EXERCISE |
Check every line of the entries below for the word "detached", and copy the ones that have it.

DATASET EXCERPTS |

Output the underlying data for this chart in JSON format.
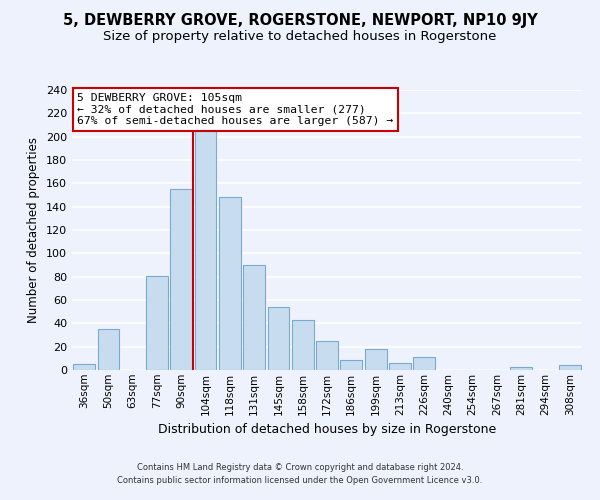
{
  "title": "5, DEWBERRY GROVE, ROGERSTONE, NEWPORT, NP10 9JY",
  "subtitle": "Size of property relative to detached houses in Rogerstone",
  "xlabel": "Distribution of detached houses by size in Rogerstone",
  "ylabel": "Number of detached properties",
  "footer_line1": "Contains HM Land Registry data © Crown copyright and database right 2024.",
  "footer_line2": "Contains public sector information licensed under the Open Government Licence v3.0.",
  "bar_labels": [
    "36sqm",
    "50sqm",
    "63sqm",
    "77sqm",
    "90sqm",
    "104sqm",
    "118sqm",
    "131sqm",
    "145sqm",
    "158sqm",
    "172sqm",
    "186sqm",
    "199sqm",
    "213sqm",
    "226sqm",
    "240sqm",
    "254sqm",
    "267sqm",
    "281sqm",
    "294sqm",
    "308sqm"
  ],
  "bar_values": [
    5,
    35,
    0,
    81,
    155,
    205,
    148,
    90,
    54,
    43,
    25,
    9,
    18,
    6,
    11,
    0,
    0,
    0,
    3,
    0,
    4
  ],
  "bar_color": "#c8dcf0",
  "bar_edge_color": "#7aaace",
  "highlight_index": 5,
  "highlight_line_color": "#cc0000",
  "annotation_text_line1": "5 DEWBERRY GROVE: 105sqm",
  "annotation_text_line2": "← 32% of detached houses are smaller (277)",
  "annotation_text_line3": "67% of semi-detached houses are larger (587) →",
  "annotation_box_facecolor": "#ffffff",
  "annotation_box_edgecolor": "#cc0000",
  "ylim": [
    0,
    240
  ],
  "yticks": [
    0,
    20,
    40,
    60,
    80,
    100,
    120,
    140,
    160,
    180,
    200,
    220,
    240
  ],
  "background_color": "#eef2fc",
  "grid_color": "#ffffff",
  "title_fontsize": 10.5,
  "subtitle_fontsize": 9.5,
  "ylabel_fontsize": 8.5,
  "xlabel_fontsize": 9,
  "tick_fontsize": 8,
  "xtick_fontsize": 7.5
}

SOLUTION FOR THIS EXERCISE |
  "subtitle": "Size of property relative to detached houses in Rogerstone",
  "xlabel": "Distribution of detached houses by size in Rogerstone",
  "ylabel": "Number of detached properties",
  "annotation_text_line2": "← 32% of detached houses are smaller (277)",
  "annotation_text_line3": "67% of semi-detached houses are larger (587) →",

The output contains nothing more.